## Data section

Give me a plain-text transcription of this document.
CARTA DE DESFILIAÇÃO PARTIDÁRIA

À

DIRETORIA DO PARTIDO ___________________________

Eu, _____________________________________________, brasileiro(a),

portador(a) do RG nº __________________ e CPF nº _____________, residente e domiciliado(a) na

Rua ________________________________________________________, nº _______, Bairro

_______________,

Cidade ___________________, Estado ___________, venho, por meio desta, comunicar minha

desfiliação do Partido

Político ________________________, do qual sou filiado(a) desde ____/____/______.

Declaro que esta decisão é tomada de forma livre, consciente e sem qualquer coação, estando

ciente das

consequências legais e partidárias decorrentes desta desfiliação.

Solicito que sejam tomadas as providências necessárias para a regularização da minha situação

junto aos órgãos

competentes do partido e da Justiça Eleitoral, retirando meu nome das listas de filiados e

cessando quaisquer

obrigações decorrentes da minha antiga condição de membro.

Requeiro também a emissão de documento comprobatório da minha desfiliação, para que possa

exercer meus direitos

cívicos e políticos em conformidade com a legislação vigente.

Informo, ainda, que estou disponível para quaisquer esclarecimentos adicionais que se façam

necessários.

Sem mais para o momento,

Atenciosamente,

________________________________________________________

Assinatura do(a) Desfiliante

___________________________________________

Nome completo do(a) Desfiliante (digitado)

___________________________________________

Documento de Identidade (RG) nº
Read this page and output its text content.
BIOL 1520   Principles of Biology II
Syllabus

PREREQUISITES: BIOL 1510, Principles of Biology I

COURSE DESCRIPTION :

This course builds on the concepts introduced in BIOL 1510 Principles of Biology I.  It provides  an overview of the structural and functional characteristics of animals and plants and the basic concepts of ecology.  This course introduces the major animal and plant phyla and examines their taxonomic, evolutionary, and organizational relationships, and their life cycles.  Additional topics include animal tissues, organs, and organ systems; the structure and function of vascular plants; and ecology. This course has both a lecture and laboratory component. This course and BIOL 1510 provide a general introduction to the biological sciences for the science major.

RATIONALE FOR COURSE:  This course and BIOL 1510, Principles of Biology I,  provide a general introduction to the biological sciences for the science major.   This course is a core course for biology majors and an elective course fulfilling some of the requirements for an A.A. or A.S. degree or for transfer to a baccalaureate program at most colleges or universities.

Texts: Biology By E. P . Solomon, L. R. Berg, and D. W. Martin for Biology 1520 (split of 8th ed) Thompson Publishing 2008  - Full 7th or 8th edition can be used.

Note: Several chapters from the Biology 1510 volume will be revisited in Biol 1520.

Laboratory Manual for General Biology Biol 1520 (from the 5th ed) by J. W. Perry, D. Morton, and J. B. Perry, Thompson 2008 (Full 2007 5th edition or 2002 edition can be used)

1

## What is needed
Write out every line of the data that holds the word "Full".

## Task response
Texts: Biology By E. P . Solomon, L. R. Berg, and D. W. Martin for Biology 1520 (split of 8th ed) Thompson Publishing 2008  - Full 7th or 8th edition can be used.
Laboratory Manual for General Biology Biol 1520 (from the 5th ed) by J. W. Perry, D. Morton, and J. B. Perry, Thompson 2008 (Full 2007 5th edition or 2002 edition can be used)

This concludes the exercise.